▸ **Suas tarefas**
A - Repita literalmente a parte do texto sobre conflito de interesses que começa em "O tratamento de" e vai até "Departamento de Compliance.", incluindo este último.
B - Reescreva de forma mais concisa o parágrafo do texto sobre conflito de interesses que começa com "Em qualquer organização, pública ou privada", mantendo suas informações principais.
C - Escreva a continuação do texto sobre conflito de interesses a partir do ponto em que ele termina.

▸ **Trecho fornecido**
Esse é um primeiro esboço, introdutório, de outros tantos que produziremos, acerca do Conflito de Interesses envolvendo agentes públicos e a iniciativa privada.
O tratamento de conflitos de interesses nas organizações é um elemento de suma importância para os Programas de Compliance e, certamente, você que está lendo esse artigo já tratou alguma questão interna envolvendo conflitos de interesses entre pares ou membros de uma organização. Questões de relacionamento amoroso ou familiar, colaboradores que vieram de concorrentes (ou foram trabalhar em um). Enfim, no mundo corporativo é um tema demasiadamente recorrente e é um tema que fica a cargo do Departamento de Compliance.
Em qualquer organização, pública ou privada, quando há priorização de interesses particulares em detrimento do interesse coletivo ou da organização a que o indivíduo pertença, é possível afirmar que o sujeito se afastou da conduta ideal e podemos identificar um CONFLITO DE INTERESSES, gerando assim, um nítido aumento dos riscos de Compliance para a entidade pública ou privada. É possível observar que há um desalinhamento entre o comportamento esperado do indivíduo e os princípios da organização a que ele pertence.
Melhor do que definir Conflito de Interesses, prefiro explicá-lo da seguinte forma:
- Ocorre Conflito de Interesses quando um sujeito prioriza um interesse privado ou particular dele (interesse secundário), em detrimento de um interesse (primário e coletivo) da organização pública ou privada de que ele participa de alguma forma;
- Ele assim age animado por motivos diversos, não necessariamente econômicos, mas normalmente relacionados a si mesmo ou a terceiros com quem possui algum vínculo de afinidade, parentesco ou amizade íntima, de qualquer natureza, ou até mesmo por espírito emulativo;
- Por vezes, o relacionamento que gera o Conflito de Interesses pode decorrer do próprio Relacionamento Profissional do sujeito com terceiros, constituído de forma pura ou com algum interesse espúrio já na sua origem;
- A caracterização do Conflito de Interesses não necessariamente precisa gerar consequências econômicas ou financeiras negativas, basta a repercussão negativa, politicamente incorreta, reputacional para a Organização ou para os próprios envolvidos.

▸ **Material fornecido**
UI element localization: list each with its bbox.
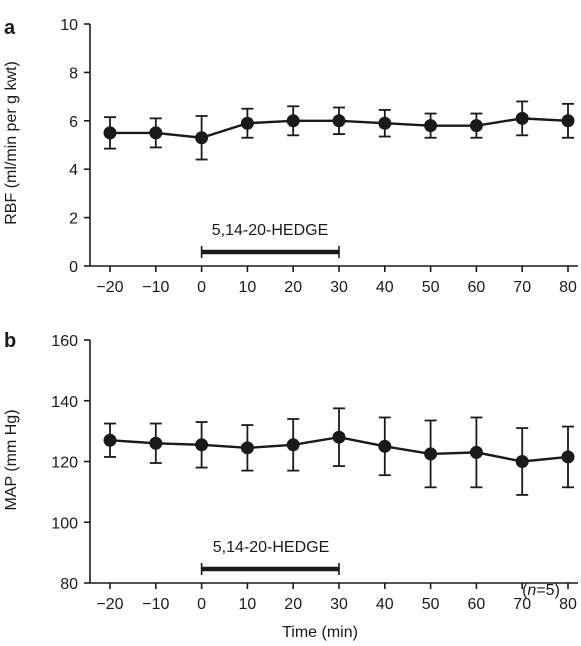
y-tick-label: 80	[60, 576, 78, 593]
marks	[103, 100, 575, 258]
x-tick-label: 80	[559, 596, 577, 613]
y-tick-label: 2	[69, 211, 78, 228]
x-tick-label: 10	[239, 596, 257, 613]
x-tick-label: 40	[376, 596, 394, 613]
x-tick-label: 50	[422, 279, 440, 296]
treatment-label: 5,14-20-HEDGE	[213, 539, 330, 556]
y-tick-label: 140	[51, 394, 78, 411]
panel-a: a RBF (ml/min per g kwt) 0 2 4 6 8 10 −20 −10 0 1…	[3, 17, 578, 296]
x-tick-label: −20	[96, 279, 123, 296]
x-tick-label: 70	[513, 279, 531, 296]
x-tick-label: 30	[330, 279, 348, 296]
data-point	[332, 430, 346, 444]
treatment-label: 5,14-20-HEDGE	[212, 222, 329, 239]
panel-letter: b	[4, 330, 16, 352]
data-point	[378, 439, 392, 453]
x-axis-title: Time (min)	[282, 624, 358, 641]
x-tick-label: 0	[197, 596, 206, 613]
y-tick-label: 160	[51, 333, 78, 350]
y-axis-title: RBF (ml/min per g kwt)	[3, 61, 20, 225]
x-tick-label: 30	[330, 596, 348, 613]
x-tick-label: 10	[239, 279, 257, 296]
x-tick-label: 80	[559, 279, 577, 296]
x-tick-label: −10	[142, 596, 169, 613]
y-tick-label: 4	[69, 162, 78, 179]
data-point	[149, 436, 163, 450]
data-point	[149, 126, 163, 140]
data-point	[561, 114, 575, 128]
sample-size-note: (n=5)	[522, 582, 560, 599]
data-point	[103, 126, 117, 140]
data-point	[561, 450, 575, 464]
y-tick-label: 10	[60, 17, 78, 34]
data-point	[378, 116, 392, 130]
data-point	[515, 111, 529, 125]
data-point	[240, 441, 254, 455]
marks	[103, 407, 575, 575]
data-point	[240, 116, 254, 130]
x-tick-label: 70	[513, 596, 531, 613]
data-point	[469, 445, 483, 459]
x-tick-label: 40	[376, 279, 394, 296]
data-point	[286, 114, 300, 128]
y-tick-label: 0	[69, 259, 78, 276]
sample-size-text: (n=5)	[522, 582, 560, 599]
y-tick-label: 120	[51, 455, 78, 472]
data-point	[195, 131, 209, 145]
x-tick-label: 50	[422, 596, 440, 613]
data-point	[515, 455, 529, 468]
data-point	[103, 433, 117, 447]
axes: 0 2 4 6 8 10 −20 −10 0 10 20 30 40 50 60 70 80	[60, 17, 578, 296]
x-tick-label: 60	[468, 279, 486, 296]
data-point	[286, 438, 300, 452]
panel-letter: a	[4, 17, 16, 39]
data-point	[469, 119, 483, 133]
data-point	[424, 119, 438, 133]
y-tick-label: 6	[69, 114, 78, 131]
panel-b: b MAP (mm Hg) 80 100 120 140 160 −20 −10 0 10 20 3…	[3, 330, 578, 641]
x-tick-label: 0	[197, 279, 206, 296]
y-axis-title: MAP (mm Hg)	[3, 409, 20, 510]
axes: 80 100 120 140 160 −20 −10 0 10 20 30 40 50 60 70 80	[51, 333, 578, 613]
x-tick-label: −10	[142, 279, 169, 296]
data-point	[195, 438, 209, 452]
y-tick-label: 8	[69, 65, 78, 82]
x-tick-label: 20	[284, 596, 302, 613]
x-tick-label: 60	[468, 596, 486, 613]
y-tick-label: 100	[51, 515, 78, 532]
data-point	[424, 447, 438, 461]
data-point	[332, 114, 346, 128]
x-tick-label: −20	[96, 596, 123, 613]
x-tick-label: 20	[284, 279, 302, 296]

▸ **Respostas fornecidas**
A -
O tratamento de conflitos de interesses nas organizações é um elemento de suma importância para os Programas de Compliance e, certamente, você que está lendo esse artigo já tratou alguma questão interna envolvendo conflitos de interesses entre pares ou membros de uma organização. Questões de relacionamento amoroso ou familiar, colaboradores que vieram de concorrentes (ou foram trabalhar em um). Enfim, no mundo corporativo é um tema demasiadamente recorrente e é um tema que fica a cargo do Departamento de Compliance.

B - Em qualquer organização, pública ou privada, quem prioriza interesses particulares em detrimento do interesse coletivo ou da organização se afasta da conduta ideal. Isso configura conflito de interesses e aumenta os riscos de Compliance da entidade. Há, nesse caso, um desalinhamento entre o comportamento esperado do indivíduo e os princípios da organização.

C -
Bem, mas o tema aqui é Compliance Público!
Então precisamos identificar como e quando as relações ou interações entre Agentes Públicos e a Iniciativa Privada merecem atenção. Normalmente, a “mídia” define essas relações como práticas de corrupção e, ao bem da verdade, não são. Ao menos nem sempre são ou só eventualmente configura a prática de corrupção.
Já, já, voltamos a falar de corrupção. Antes pretendo esclarecer que podemos dividir o CONFLITO DE INTERESSES EM ESPÉCIES:
Conflito de Interesses Potencial existe quando um agente tem poderes formais ou informais para tomar uma decisão em nome da organização, ou para participar de uma decisão (ou, ainda, para influenciar o agente que tomará a decisão).
É potencial, pois há um risco evidente se a decisão for tomada de modo a alcançar um interesse extra profissional do agente ou de terceiros, ao invés dos interesses da entidade. Assim, de fato, ainda não existe a decisão, ação ou omissão que concretize o conflito. Mas o Agente poderá vir a participar dela ou influenciá-la no futuro. É, ainda, um plano abstrato e hipotético, informado por razões, vínculos e características ostentadas pelo agente que autorizam essa desconfiança, medida em risco crítico.
Por outro lado, há o chamado Conflito de Interesses Real: é a concretização do risco crítico (antes potencial) e ocorre se o agente efetivamente tomou (ou frequentemente toma), participou (ou frequentemente participa) das decisões que priorizam interesses dele ou de outros indivíduos, distintos dos interesses da organização e, ainda, se o Agente influenciou as decisões ou ações (ou pode influenciá-las com frequência ou em decorrência de sua posição hierárquica ou de influência na organização). Essa figura, uma vez concretizada é que pode se aproximar da prática da corrupção.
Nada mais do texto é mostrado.